Can you transcribe every line exactly and leave the pictures behind?

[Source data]
--

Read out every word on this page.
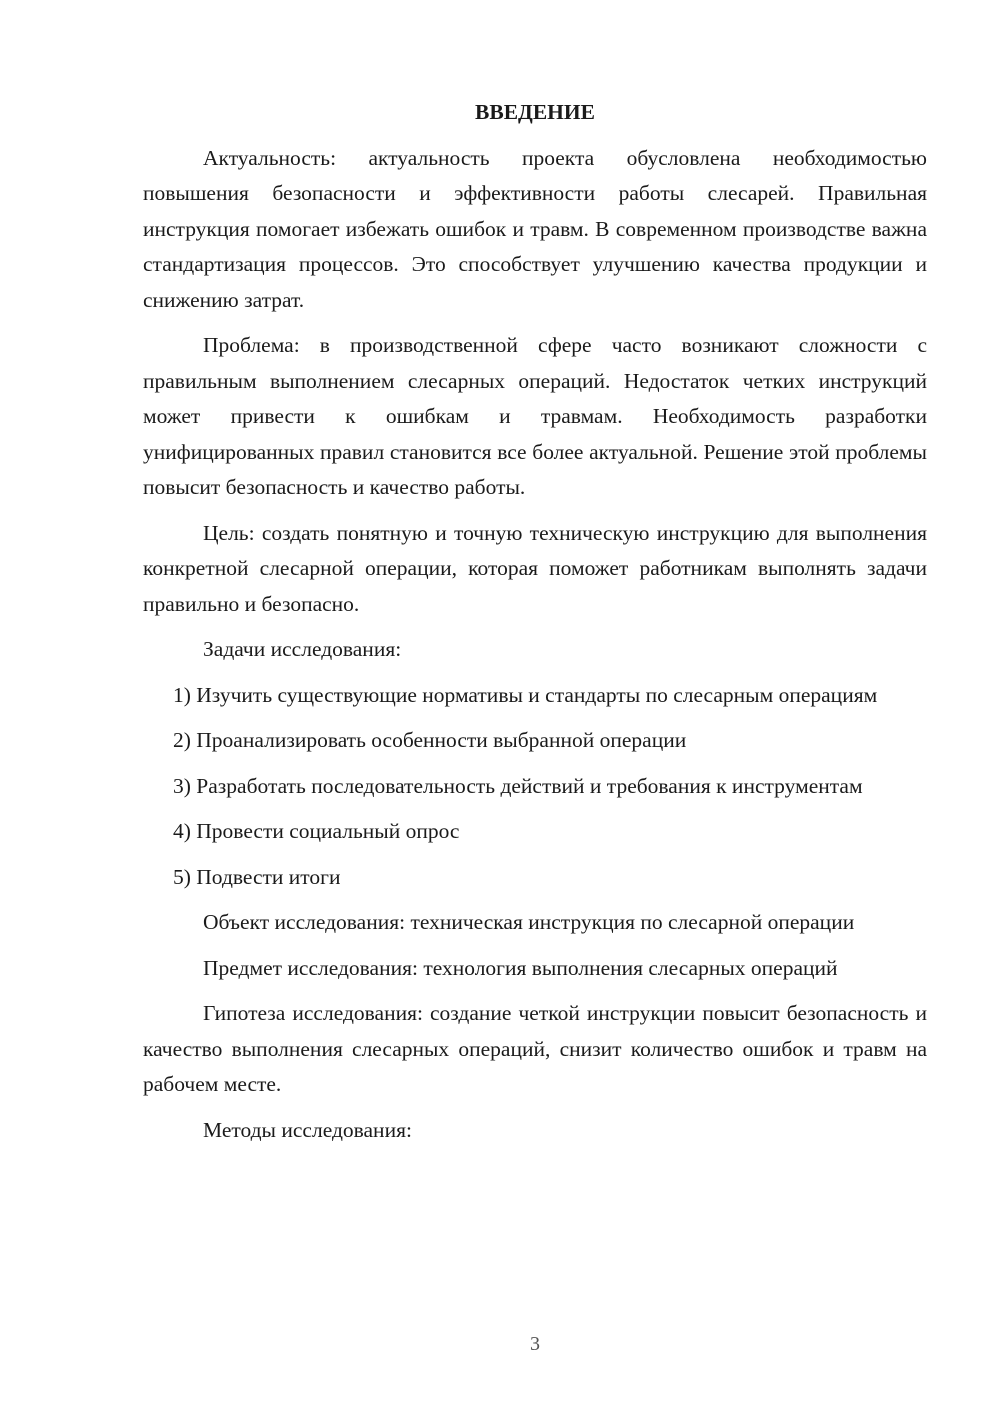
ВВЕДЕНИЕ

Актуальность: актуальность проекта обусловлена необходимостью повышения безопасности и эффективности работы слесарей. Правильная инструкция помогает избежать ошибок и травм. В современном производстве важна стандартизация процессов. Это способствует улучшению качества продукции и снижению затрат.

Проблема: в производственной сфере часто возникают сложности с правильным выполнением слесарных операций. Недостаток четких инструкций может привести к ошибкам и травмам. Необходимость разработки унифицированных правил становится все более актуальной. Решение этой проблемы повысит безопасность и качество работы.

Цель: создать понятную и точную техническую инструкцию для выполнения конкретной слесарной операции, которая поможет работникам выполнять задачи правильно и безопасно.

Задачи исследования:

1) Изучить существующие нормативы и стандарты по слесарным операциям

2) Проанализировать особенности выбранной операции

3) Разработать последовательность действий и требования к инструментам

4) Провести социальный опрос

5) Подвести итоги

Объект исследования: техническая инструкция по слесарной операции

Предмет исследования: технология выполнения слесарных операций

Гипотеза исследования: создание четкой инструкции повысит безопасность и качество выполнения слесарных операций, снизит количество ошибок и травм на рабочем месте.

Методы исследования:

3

--

**Response to the task:**
Read out every word on this page.
ВВЕДЕНИЕ

Актуальность: актуальность проекта обусловлена необходимостью повышения безопасности и эффективности работы слесарей. Правильная инструкция помогает избежать ошибок и травм. В современном производстве важна стандартизация процессов. Это способствует улучшению качества продукции и снижению затрат.

Проблема: в производственной сфере часто возникают сложности с правильным выполнением слесарных операций. Недостаток четких инструкций может привести к ошибкам и травмам. Необходимость разработки унифицированных правил становится все более актуальной. Решение этой проблемы повысит безопасность и качество работы.

Цель: создать понятную и точную техническую инструкцию для выполнения конкретной слесарной операции, которая поможет работникам выполнять задачи правильно и безопасно.

Задачи исследования:

1) Изучить существующие нормативы и стандарты по слесарным операциям

2) Проанализировать особенности выбранной операции

3) Разработать последовательность действий и требования к инструментам

4) Провести социальный опрос

5) Подвести итоги

Объект исследования: техническая инструкция по слесарной операции

Предмет исследования: технология выполнения слесарных операций

Гипотеза исследования: создание четкой инструкции повысит безопасность и качество выполнения слесарных операций, снизит количество ошибок и травм на рабочем месте.

Методы исследования:

3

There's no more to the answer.